Les faits de l’espèce révèlent qu’un contribuable domicilié en France a fait l’objet d’un examen contradictoire de sa situation fiscale personnelle pour les années 2014 à 2016. Les services fiscaux, alertés par leurs homologues allemands, ont découvert l’existence d’un compte bancaire ouvert dans un établissement suisse présentant un solde créditeur de 209 824 euros au mois d’août 2009. Face à l’absence de justification satisfaisante sur l’origine des fonds, l’administration a notifié un redressement de 108 575 euros sur le fondement de l’article L. 23 C du livre des procédures fiscales. Un avis de mise en recouvrement a été émis le 28 septembre 2018, suivi d’une décision de rejet de la demande de dégrèvement le 4 avril 2022.
Par acte du 20 juillet 2022, le contribuable a assigné le directeur régional des finances publiques aux fins d’obtenir la décharge des impositions supplémentaires. Le tribunal judiciaire de Besançon, par jugement du 4 juin 2024, l’a débouté de l’intégralité de ses demandes. Le contribuable a interjeté appel le 16 juillet 2024, invoquant principalement la contrariété du dispositif fiscal français au principe de libre circulation des capitaux et l’irrégularité de la procédure mise en œuvre.
La question posée à la cour d’appel de Besançon était de savoir si le dispositif des articles L. 23 C du livre des procédures fiscales et 755 du code général des impôts, en ce qu’il permet la taxation d’avoirs détenus à l’étranger sur une période décennale, méconnaît le principe de sécurité juridique et la libre circulation des capitaux garantis par le droit de l’Union européenne.

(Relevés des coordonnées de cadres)
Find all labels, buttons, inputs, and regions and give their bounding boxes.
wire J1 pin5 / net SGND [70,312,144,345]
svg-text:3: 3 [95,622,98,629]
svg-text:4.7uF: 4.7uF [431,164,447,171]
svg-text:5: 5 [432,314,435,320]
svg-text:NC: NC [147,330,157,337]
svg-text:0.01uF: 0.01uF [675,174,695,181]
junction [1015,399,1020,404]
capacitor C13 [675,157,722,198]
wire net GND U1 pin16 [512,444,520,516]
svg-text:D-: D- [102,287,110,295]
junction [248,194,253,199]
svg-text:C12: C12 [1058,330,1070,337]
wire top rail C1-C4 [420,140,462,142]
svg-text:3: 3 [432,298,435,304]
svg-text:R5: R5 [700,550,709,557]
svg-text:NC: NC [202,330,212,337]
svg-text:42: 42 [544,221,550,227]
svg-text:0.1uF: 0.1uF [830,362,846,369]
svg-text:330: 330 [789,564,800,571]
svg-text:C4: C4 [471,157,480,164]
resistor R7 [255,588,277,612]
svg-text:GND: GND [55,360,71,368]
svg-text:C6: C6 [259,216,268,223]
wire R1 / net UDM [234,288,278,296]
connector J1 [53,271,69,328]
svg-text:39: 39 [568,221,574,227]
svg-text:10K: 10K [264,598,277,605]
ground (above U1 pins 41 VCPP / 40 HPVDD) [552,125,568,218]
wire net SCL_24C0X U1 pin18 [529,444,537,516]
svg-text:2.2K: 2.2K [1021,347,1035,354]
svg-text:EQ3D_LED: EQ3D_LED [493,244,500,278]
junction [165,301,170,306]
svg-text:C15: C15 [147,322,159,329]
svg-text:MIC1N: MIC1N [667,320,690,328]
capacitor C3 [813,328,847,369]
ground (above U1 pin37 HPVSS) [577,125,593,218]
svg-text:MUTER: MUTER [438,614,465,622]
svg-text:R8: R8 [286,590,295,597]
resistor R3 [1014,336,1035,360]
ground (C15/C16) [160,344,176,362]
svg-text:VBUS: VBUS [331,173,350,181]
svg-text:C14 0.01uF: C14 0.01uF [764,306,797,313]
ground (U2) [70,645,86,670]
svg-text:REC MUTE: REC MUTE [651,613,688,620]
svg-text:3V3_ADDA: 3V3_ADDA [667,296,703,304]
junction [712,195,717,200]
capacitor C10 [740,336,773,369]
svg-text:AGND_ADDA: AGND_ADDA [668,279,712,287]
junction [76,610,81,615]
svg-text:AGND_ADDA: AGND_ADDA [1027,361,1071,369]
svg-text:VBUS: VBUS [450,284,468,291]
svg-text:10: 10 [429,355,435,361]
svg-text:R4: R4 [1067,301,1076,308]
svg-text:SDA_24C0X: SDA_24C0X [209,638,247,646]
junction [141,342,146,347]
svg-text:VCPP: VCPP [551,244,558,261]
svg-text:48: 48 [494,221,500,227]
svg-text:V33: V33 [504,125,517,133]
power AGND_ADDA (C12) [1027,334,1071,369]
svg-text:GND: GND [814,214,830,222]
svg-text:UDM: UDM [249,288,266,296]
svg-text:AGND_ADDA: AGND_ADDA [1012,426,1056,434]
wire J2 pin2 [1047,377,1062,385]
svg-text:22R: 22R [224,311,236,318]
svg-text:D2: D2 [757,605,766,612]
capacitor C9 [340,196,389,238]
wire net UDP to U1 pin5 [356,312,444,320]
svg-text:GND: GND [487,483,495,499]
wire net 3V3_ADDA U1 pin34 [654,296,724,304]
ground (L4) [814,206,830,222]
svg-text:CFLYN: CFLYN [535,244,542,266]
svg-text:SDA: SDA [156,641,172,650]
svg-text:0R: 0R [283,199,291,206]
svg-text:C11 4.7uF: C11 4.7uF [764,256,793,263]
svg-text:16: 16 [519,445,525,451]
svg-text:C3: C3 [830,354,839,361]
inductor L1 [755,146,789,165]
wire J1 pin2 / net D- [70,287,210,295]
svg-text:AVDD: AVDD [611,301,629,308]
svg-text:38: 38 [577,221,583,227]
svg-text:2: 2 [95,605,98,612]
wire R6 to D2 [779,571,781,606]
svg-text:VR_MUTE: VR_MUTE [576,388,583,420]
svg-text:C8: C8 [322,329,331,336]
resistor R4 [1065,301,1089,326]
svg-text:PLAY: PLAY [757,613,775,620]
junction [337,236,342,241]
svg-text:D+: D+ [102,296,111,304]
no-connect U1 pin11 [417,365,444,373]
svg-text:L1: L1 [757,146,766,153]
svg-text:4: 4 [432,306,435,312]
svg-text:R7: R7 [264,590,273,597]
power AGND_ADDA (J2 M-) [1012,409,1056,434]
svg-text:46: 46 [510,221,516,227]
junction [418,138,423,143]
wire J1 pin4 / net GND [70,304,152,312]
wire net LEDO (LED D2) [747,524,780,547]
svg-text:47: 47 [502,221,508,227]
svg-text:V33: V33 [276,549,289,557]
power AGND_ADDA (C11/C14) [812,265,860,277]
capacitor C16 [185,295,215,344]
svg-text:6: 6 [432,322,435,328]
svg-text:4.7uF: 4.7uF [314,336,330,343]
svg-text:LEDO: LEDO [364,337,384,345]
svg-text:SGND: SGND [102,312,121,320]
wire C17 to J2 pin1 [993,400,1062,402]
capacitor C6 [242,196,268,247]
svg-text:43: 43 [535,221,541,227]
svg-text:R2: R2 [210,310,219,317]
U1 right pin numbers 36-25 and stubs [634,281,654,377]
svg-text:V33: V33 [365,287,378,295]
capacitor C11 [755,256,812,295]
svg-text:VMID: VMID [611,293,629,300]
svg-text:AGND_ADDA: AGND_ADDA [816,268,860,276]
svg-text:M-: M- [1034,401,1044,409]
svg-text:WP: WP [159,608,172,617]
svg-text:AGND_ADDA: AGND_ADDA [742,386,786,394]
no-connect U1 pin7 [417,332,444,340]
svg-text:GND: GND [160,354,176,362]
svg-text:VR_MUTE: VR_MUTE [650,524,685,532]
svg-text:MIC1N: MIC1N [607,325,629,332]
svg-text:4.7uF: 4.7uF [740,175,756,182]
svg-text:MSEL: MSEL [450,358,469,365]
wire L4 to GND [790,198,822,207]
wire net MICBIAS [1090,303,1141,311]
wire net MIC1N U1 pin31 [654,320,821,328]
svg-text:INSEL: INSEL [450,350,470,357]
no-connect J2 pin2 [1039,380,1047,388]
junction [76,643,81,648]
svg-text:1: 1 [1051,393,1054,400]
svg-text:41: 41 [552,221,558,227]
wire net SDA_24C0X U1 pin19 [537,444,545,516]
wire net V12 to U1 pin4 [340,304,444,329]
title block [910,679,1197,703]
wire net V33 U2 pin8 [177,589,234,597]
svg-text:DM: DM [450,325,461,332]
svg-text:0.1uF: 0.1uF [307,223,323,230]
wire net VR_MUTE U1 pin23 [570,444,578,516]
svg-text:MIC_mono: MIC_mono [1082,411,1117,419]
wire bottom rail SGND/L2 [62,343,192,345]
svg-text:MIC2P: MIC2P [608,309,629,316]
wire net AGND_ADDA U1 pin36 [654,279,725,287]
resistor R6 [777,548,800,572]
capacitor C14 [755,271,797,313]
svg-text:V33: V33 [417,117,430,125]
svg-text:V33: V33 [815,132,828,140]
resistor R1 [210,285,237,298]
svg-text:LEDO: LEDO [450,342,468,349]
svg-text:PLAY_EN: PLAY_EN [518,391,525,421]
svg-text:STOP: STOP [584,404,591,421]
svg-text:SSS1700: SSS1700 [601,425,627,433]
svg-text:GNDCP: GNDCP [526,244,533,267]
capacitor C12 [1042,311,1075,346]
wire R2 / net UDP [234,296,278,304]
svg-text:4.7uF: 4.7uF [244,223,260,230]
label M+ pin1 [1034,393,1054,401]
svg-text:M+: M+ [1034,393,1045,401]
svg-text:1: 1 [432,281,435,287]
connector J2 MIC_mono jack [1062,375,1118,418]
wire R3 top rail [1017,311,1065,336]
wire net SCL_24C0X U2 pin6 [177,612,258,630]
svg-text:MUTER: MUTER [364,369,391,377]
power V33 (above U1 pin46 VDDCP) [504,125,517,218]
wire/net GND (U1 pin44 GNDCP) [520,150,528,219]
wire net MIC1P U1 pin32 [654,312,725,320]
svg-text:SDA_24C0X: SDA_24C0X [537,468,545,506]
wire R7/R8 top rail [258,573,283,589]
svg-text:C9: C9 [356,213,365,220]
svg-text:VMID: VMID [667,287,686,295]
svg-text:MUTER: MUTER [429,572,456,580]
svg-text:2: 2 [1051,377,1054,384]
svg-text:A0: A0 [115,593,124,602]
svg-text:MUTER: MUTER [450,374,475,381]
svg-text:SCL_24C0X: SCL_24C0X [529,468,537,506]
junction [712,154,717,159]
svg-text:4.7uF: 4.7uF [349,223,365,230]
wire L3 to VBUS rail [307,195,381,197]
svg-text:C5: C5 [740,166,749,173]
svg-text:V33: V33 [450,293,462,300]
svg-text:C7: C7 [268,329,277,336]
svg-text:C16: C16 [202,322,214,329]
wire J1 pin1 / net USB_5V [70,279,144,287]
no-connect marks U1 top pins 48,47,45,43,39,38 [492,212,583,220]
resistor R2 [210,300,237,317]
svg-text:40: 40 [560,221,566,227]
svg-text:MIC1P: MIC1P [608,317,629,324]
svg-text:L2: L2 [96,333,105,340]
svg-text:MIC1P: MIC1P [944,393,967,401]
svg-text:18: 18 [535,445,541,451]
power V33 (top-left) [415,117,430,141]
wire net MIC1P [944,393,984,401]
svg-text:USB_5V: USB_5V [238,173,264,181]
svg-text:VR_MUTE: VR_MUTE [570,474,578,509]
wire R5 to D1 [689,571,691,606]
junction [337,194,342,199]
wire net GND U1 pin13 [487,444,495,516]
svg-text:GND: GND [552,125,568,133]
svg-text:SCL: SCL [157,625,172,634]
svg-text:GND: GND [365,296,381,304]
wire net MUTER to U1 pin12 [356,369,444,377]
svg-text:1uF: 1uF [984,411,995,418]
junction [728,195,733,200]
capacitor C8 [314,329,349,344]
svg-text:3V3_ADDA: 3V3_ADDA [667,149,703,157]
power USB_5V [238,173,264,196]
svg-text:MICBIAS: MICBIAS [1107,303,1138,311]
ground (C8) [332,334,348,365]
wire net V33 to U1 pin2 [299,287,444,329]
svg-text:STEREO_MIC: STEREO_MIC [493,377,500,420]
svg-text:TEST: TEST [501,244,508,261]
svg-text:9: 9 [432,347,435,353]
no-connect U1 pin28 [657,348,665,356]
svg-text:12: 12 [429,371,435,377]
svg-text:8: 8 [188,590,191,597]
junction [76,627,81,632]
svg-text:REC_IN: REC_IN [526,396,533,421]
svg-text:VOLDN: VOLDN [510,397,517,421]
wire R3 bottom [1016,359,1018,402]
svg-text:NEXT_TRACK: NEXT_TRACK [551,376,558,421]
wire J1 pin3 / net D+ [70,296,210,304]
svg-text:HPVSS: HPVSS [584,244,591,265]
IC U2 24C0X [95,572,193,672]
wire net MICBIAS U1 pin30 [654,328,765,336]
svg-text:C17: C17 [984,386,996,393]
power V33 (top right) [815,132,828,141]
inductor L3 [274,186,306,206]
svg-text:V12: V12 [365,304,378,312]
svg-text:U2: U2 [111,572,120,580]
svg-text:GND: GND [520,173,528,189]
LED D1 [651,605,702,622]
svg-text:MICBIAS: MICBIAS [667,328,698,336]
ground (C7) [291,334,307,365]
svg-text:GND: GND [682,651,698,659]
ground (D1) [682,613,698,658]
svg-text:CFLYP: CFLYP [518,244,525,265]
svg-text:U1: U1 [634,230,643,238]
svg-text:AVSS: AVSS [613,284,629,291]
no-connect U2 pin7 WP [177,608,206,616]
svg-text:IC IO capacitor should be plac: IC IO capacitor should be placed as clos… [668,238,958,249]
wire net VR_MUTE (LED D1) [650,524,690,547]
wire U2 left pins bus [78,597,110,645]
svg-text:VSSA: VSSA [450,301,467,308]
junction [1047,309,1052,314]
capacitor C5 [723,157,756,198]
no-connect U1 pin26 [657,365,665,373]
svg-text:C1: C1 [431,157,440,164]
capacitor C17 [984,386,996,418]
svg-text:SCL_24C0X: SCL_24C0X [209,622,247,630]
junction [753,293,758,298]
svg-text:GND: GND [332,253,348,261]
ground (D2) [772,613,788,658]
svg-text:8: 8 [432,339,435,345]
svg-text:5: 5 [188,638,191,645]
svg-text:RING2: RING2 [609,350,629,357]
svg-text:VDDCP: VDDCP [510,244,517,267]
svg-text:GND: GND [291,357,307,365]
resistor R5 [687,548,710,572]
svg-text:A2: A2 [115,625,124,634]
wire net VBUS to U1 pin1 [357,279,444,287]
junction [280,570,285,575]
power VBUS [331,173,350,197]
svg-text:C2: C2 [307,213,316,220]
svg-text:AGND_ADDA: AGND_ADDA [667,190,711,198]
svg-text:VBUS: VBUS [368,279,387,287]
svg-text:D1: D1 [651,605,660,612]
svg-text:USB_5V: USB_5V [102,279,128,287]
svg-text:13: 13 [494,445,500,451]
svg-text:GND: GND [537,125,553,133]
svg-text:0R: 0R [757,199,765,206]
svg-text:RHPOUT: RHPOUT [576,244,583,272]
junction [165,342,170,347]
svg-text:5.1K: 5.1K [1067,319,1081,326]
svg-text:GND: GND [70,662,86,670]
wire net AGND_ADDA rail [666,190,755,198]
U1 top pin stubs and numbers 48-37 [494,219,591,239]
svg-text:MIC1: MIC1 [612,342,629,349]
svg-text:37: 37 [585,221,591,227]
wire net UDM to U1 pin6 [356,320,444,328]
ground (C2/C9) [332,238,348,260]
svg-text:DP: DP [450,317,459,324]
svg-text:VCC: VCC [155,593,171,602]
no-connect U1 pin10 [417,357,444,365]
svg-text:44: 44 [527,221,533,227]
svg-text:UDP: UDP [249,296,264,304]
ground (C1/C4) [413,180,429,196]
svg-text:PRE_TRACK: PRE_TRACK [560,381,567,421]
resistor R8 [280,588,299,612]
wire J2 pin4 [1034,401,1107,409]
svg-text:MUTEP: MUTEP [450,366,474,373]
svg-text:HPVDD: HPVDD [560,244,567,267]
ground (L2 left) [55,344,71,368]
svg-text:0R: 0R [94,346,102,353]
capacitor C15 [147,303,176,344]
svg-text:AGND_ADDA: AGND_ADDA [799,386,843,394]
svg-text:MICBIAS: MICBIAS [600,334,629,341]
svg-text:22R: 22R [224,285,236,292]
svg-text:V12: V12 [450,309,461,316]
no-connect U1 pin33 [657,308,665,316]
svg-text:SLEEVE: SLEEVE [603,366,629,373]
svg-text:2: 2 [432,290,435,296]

■ TRAVAIL DEMANDÉ:
**a.** Répondez aux questions suivantes sur le texte relatif au redressement fiscal :
(i) Quel solde créditeur présentait le compte bancaire suisse au mois d'août 2009 ?
(ii) Quelle juridiction a débouté le contribuable, et par un jugement de quelle date ?
(iii) Quels articles composent le dispositif dont la conformité au droit de l'Union européenne était en question devant la cour d'appel ?
**b.** Recopiez à l'identique les lignes de la liste des entrées, depuis son début jusqu'à la ligne contenant « svg-text:0.01uF: 0.01uF [675,174,695,181] », celle-ci incluse.

■ CORRIGÉ DES EXERCICES:
**a.**
(i) Un solde créditeur de 209 824 euros.
(ii) Le tribunal judiciaire de Besançon, par un jugement du 4 juin 2024.
(iii) L'article L. 23 C du livre des procédures fiscales et l'article 755 du code général des impôts.

**b.**
Find all labels, buttons, inputs, and regions and give their bounding boxes.
wire J1 pin5 / net SGND [70,312,144,345]
svg-text:3: 3 [95,622,98,629]
svg-text:4.7uF: 4.7uF [431,164,447,171]
svg-text:5: 5 [432,314,435,320]
svg-text:NC: NC [147,330,157,337]
svg-text:0.01uF: 0.01uF [675,174,695,181]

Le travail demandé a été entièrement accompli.